══ Material for this task ══

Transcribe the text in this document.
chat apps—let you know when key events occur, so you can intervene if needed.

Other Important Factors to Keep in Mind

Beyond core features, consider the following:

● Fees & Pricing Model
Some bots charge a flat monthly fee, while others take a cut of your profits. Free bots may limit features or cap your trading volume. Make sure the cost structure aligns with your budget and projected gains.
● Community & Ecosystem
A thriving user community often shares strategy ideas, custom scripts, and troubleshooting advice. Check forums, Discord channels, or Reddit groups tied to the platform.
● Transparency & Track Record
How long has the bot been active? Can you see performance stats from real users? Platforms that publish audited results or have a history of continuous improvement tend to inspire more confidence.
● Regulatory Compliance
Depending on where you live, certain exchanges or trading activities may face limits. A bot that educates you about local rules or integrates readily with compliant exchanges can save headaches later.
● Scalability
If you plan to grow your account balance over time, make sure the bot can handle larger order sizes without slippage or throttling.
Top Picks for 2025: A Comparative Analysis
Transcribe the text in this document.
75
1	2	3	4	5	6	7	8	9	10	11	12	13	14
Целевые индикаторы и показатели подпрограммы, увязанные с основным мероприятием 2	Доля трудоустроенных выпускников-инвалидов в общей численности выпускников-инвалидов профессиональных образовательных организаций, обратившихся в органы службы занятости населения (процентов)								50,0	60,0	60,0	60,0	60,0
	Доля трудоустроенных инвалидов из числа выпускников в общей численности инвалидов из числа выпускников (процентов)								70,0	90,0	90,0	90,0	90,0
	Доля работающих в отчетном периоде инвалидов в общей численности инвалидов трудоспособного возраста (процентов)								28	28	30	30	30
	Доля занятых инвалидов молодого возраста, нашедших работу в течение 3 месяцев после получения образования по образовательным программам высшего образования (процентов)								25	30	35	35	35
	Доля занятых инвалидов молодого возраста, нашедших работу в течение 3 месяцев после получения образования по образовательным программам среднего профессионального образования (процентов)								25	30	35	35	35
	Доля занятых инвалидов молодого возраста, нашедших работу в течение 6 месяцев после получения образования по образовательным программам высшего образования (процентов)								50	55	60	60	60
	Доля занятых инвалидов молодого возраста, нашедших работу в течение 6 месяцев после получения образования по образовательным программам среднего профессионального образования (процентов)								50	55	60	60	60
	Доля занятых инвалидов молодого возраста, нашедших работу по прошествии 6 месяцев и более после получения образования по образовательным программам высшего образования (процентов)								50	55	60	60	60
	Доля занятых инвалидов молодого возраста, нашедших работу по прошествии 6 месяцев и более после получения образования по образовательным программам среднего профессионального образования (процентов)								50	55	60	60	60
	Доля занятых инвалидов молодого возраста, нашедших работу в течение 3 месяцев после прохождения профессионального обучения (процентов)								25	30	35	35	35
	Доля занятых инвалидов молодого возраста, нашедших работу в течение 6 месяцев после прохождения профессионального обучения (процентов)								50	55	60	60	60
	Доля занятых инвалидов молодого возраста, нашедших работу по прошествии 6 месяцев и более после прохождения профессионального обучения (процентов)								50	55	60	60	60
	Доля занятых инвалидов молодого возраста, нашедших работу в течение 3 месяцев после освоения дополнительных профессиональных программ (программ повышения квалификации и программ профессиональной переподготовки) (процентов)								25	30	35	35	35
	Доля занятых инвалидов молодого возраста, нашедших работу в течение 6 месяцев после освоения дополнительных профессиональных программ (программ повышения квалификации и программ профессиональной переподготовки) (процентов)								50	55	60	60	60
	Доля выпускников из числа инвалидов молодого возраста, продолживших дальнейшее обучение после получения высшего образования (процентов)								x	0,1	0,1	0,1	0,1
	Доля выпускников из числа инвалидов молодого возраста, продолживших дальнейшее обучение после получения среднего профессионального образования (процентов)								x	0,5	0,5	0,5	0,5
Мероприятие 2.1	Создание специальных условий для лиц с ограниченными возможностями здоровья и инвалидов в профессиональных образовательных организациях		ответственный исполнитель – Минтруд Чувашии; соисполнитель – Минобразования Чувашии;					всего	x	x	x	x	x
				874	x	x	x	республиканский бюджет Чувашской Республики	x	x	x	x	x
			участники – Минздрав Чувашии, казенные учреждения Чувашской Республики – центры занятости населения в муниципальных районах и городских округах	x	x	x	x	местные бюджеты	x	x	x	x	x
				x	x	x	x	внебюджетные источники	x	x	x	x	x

═══

**Exercise:** Copy all lines of the material above where the string "дальнейшее" occurs.

**Exercise response:**
	Доля выпускников из числа инвалидов молодого возраста, продолживших дальнейшее обучение после получения высшего образования (процентов)								x	0,1	0,1	0,1	0,1
	Доля выпускников из числа инвалидов молодого возраста, продолживших дальнейшее обучение после получения среднего профессионального образования (процентов)								x	0,5	0,5	0,5	0,5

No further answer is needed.